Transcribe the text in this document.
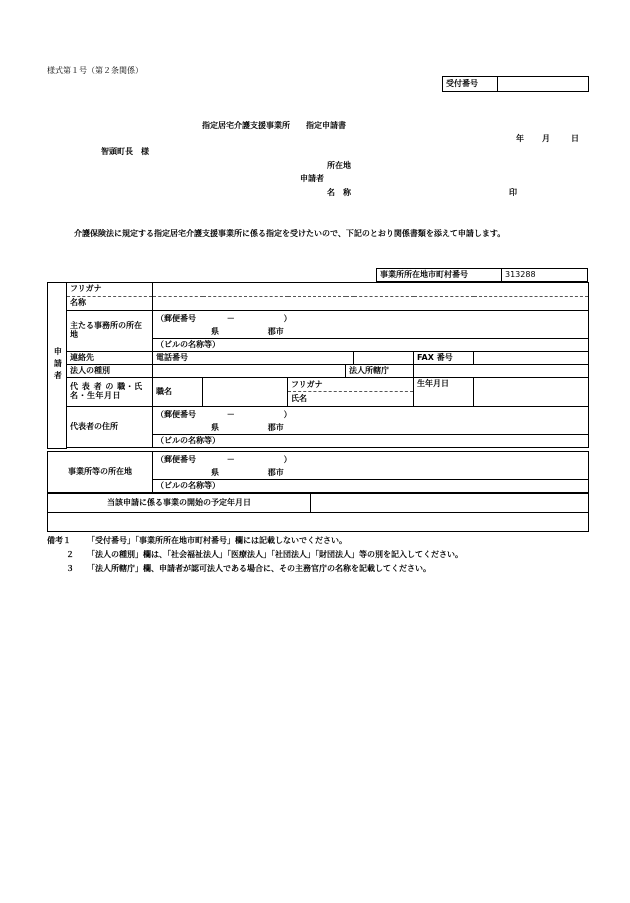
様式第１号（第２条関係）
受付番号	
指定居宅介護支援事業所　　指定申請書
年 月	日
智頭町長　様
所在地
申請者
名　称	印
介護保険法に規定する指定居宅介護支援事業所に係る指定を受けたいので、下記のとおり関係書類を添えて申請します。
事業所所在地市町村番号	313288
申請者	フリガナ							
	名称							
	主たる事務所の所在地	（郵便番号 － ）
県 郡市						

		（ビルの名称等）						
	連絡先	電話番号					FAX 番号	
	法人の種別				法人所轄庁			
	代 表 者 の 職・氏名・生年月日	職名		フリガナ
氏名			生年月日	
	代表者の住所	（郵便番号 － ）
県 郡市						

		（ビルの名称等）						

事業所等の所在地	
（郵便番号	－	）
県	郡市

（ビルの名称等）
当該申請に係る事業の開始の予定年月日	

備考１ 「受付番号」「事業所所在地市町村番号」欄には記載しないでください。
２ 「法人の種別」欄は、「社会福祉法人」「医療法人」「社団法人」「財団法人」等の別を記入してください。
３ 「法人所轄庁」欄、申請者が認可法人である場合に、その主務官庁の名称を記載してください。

EXERCISE INSTRUCTIONS >>
Leave the pictures out and write out every entry exactly as given.

THE REPLY >>
Transcribe the text in this document.
様式第１号（第２条関係）
受付番号	
指定居宅介護支援事業所　　指定申請書
年 月	日
智頭町長　様
所在地
申請者
名　称	印
介護保険法に規定する指定居宅介護支援事業所に係る指定を受けたいので、下記のとおり関係書類を添えて申請します。
事業所所在地市町村番号	313288
申請者	フリガナ							
	名称							
	主たる事務所の所在地	（郵便番号 － ）
県 郡市						

		（ビルの名称等）						
	連絡先	電話番号					FAX 番号	
	法人の種別				法人所轄庁			
	代 表 者 の 職・氏名・生年月日	職名		フリガナ
氏名			生年月日	
	代表者の住所	（郵便番号 － ）
県 郡市						

		（ビルの名称等）						

事業所等の所在地	
（郵便番号	－	）
県	郡市

（ビルの名称等）
当該申請に係る事業の開始の予定年月日	

備考１ 「受付番号」「事業所所在地市町村番号」欄には記載しないでください。
２ 「法人の種別」欄は、「社会福祉法人」「医療法人」「社団法人」「財団法人」等の別を記入してください。
３ 「法人所轄庁」欄、申請者が認可法人である場合に、その主務官庁の名称を記載してください。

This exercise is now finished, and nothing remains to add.